'''
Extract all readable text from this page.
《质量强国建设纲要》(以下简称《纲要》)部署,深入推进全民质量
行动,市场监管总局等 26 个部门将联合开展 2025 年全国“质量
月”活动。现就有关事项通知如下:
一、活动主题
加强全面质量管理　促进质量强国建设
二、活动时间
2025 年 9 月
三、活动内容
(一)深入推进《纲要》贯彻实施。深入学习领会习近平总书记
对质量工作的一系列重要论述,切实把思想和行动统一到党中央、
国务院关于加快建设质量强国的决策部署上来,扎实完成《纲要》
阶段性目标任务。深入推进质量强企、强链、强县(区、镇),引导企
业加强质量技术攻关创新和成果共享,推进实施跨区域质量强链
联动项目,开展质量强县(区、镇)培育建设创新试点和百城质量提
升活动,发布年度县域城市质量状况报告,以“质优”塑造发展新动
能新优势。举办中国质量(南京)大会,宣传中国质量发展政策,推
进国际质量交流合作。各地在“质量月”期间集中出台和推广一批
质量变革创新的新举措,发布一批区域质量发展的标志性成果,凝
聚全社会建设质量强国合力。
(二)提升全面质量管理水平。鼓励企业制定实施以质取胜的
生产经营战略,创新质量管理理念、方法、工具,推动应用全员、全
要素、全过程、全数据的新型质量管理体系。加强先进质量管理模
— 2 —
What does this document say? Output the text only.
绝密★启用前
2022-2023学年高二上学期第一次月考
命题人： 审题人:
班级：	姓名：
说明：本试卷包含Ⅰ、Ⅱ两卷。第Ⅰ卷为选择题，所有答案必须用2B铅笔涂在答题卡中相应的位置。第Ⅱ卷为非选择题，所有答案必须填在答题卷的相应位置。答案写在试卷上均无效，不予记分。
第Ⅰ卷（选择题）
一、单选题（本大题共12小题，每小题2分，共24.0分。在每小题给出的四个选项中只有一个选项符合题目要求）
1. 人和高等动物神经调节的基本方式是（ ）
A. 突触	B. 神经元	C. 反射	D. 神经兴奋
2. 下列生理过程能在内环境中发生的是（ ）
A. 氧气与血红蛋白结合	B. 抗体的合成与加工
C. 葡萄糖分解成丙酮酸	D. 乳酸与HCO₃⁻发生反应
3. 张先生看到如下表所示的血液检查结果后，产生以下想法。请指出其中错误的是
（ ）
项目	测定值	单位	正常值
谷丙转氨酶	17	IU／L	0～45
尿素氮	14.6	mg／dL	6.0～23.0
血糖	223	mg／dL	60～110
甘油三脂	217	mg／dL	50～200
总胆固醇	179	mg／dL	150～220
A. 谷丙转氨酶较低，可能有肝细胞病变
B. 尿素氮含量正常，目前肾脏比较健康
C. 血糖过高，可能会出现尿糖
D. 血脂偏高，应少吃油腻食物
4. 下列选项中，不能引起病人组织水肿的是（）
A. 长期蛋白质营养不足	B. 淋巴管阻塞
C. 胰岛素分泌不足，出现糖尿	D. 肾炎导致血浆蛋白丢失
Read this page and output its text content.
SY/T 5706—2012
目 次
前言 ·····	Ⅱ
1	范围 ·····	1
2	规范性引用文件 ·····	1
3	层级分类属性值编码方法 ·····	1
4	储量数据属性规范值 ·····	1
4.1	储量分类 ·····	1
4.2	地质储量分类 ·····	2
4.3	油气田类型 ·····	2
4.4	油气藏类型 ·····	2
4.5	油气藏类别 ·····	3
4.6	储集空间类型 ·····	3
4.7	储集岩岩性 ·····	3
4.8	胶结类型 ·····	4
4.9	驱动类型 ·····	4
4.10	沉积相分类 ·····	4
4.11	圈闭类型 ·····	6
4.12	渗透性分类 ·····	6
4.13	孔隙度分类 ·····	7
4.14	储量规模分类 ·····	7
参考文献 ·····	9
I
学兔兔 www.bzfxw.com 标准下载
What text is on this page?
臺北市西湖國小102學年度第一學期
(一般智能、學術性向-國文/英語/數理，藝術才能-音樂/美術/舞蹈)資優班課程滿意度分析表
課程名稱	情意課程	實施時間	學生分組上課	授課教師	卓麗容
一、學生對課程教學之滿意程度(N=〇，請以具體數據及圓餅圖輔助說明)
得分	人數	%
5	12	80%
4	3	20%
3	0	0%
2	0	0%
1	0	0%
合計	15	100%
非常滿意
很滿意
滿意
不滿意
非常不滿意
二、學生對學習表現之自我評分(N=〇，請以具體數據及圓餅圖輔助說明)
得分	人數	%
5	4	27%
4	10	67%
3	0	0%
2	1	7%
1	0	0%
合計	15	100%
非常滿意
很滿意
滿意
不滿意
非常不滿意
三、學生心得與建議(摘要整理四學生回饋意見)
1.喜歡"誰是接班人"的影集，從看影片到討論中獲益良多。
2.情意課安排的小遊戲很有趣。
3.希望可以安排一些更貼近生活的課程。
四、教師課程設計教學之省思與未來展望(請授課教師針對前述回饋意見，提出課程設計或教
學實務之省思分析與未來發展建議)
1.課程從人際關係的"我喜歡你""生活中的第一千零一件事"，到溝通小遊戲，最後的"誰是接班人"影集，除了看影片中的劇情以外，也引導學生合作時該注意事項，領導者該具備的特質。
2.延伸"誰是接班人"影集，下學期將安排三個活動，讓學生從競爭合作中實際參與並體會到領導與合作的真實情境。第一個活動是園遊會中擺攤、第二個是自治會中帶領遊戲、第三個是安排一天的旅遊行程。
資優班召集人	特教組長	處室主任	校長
'''
REQUIRED WORK> All of the records must be repeated exactly.

CORRECT ANSWER>
Extract all readable text from this page.
《质量强国建设纲要》(以下简称《纲要》)部署,深入推进全民质量
行动,市场监管总局等 26 个部门将联合开展 2025 年全国“质量
月”活动。现就有关事项通知如下:
一、活动主题
加强全面质量管理　促进质量强国建设
二、活动时间
2025 年 9 月
三、活动内容
(一)深入推进《纲要》贯彻实施。深入学习领会习近平总书记
对质量工作的一系列重要论述,切实把思想和行动统一到党中央、
国务院关于加快建设质量强国的决策部署上来,扎实完成《纲要》
阶段性目标任务。深入推进质量强企、强链、强县(区、镇),引导企
业加强质量技术攻关创新和成果共享,推进实施跨区域质量强链
联动项目,开展质量强县(区、镇)培育建设创新试点和百城质量提
升活动,发布年度县域城市质量状况报告,以“质优”塑造发展新动
能新优势。举办中国质量(南京)大会,宣传中国质量发展政策,推
进国际质量交流合作。各地在“质量月”期间集中出台和推广一批
质量变革创新的新举措,发布一批区域质量发展的标志性成果,凝
聚全社会建设质量强国合力。
(二)提升全面质量管理水平。鼓励企业制定实施以质取胜的
生产经营战略,创新质量管理理念、方法、工具,推动应用全员、全
要素、全过程、全数据的新型质量管理体系。加强先进质量管理模
— 2 —
What does this document say? Output the text only.
绝密★启用前
2022-2023学年高二上学期第一次月考
命题人： 审题人:
班级：	姓名：
说明：本试卷包含Ⅰ、Ⅱ两卷。第Ⅰ卷为选择题，所有答案必须用2B铅笔涂在答题卡中相应的位置。第Ⅱ卷为非选择题，所有答案必须填在答题卷的相应位置。答案写在试卷上均无效，不予记分。
第Ⅰ卷（选择题）
一、单选题（本大题共12小题，每小题2分，共24.0分。在每小题给出的四个选项中只有一个选项符合题目要求）
1. 人和高等动物神经调节的基本方式是（ ）
A. 突触	B. 神经元	C. 反射	D. 神经兴奋
2. 下列生理过程能在内环境中发生的是（ ）
A. 氧气与血红蛋白结合	B. 抗体的合成与加工
C. 葡萄糖分解成丙酮酸	D. 乳酸与HCO₃⁻发生反应
3. 张先生看到如下表所示的血液检查结果后，产生以下想法。请指出其中错误的是
（ ）
项目	测定值	单位	正常值
谷丙转氨酶	17	IU／L	0～45
尿素氮	14.6	mg／dL	6.0～23.0
血糖	223	mg／dL	60～110
甘油三脂	217	mg／dL	50～200
总胆固醇	179	mg／dL	150～220
A. 谷丙转氨酶较低，可能有肝细胞病变
B. 尿素氮含量正常，目前肾脏比较健康
C. 血糖过高，可能会出现尿糖
D. 血脂偏高，应少吃油腻食物
4. 下列选项中，不能引起病人组织水肿的是（）
A. 长期蛋白质营养不足	B. 淋巴管阻塞
C. 胰岛素分泌不足，出现糖尿	D. 肾炎导致血浆蛋白丢失
Read this page and output its text content.
SY/T 5706—2012
目 次
前言 ·····	Ⅱ
1	范围 ·····	1
2	规范性引用文件 ·····	1
3	层级分类属性值编码方法 ·····	1
4	储量数据属性规范值 ·····	1
4.1	储量分类 ·····	1
4.2	地质储量分类 ·····	2
4.3	油气田类型 ·····	2
4.4	油气藏类型 ·····	2
4.5	油气藏类别 ·····	3
4.6	储集空间类型 ·····	3
4.7	储集岩岩性 ·····	3
4.8	胶结类型 ·····	4
4.9	驱动类型 ·····	4
4.10	沉积相分类 ·····	4
4.11	圈闭类型 ·····	6
4.12	渗透性分类 ·····	6
4.13	孔隙度分类 ·····	7
4.14	储量规模分类 ·····	7
参考文献 ·····	9
I
学兔兔 www.bzfxw.com 标准下载
What text is on this page?
臺北市西湖國小102學年度第一學期
(一般智能、學術性向-國文/英語/數理，藝術才能-音樂/美術/舞蹈)資優班課程滿意度分析表
課程名稱	情意課程	實施時間	學生分組上課	授課教師	卓麗容
一、學生對課程教學之滿意程度(N=〇，請以具體數據及圓餅圖輔助說明)
得分	人數	%
5	12	80%
4	3	20%
3	0	0%
2	0	0%
1	0	0%
合計	15	100%
非常滿意
很滿意
滿意
不滿意
非常不滿意
二、學生對學習表現之自我評分(N=〇，請以具體數據及圓餅圖輔助說明)
得分	人數	%
5	4	27%
4	10	67%
3	0	0%
2	1	7%
1	0	0%
合計	15	100%
非常滿意
很滿意
滿意
不滿意
非常不滿意
三、學生心得與建議(摘要整理四學生回饋意見)
1.喜歡"誰是接班人"的影集，從看影片到討論中獲益良多。
2.情意課安排的小遊戲很有趣。
3.希望可以安排一些更貼近生活的課程。
四、教師課程設計教學之省思與未來展望(請授課教師針對前述回饋意見，提出課程設計或教
學實務之省思分析與未來發展建議)
1.課程從人際關係的"我喜歡你""生活中的第一千零一件事"，到溝通小遊戲，最後的"誰是接班人"影集，除了看影片中的劇情以外，也引導學生合作時該注意事項，領導者該具備的特質。
2.延伸"誰是接班人"影集，下學期將安排三個活動，讓學生從競爭合作中實際參與並體會到領導與合作的真實情境。第一個活動是園遊會中擺攤、第二個是自治會中帶領遊戲、第三個是安排一天的旅遊行程。
資優班召集人	特教組長	處室主任	校長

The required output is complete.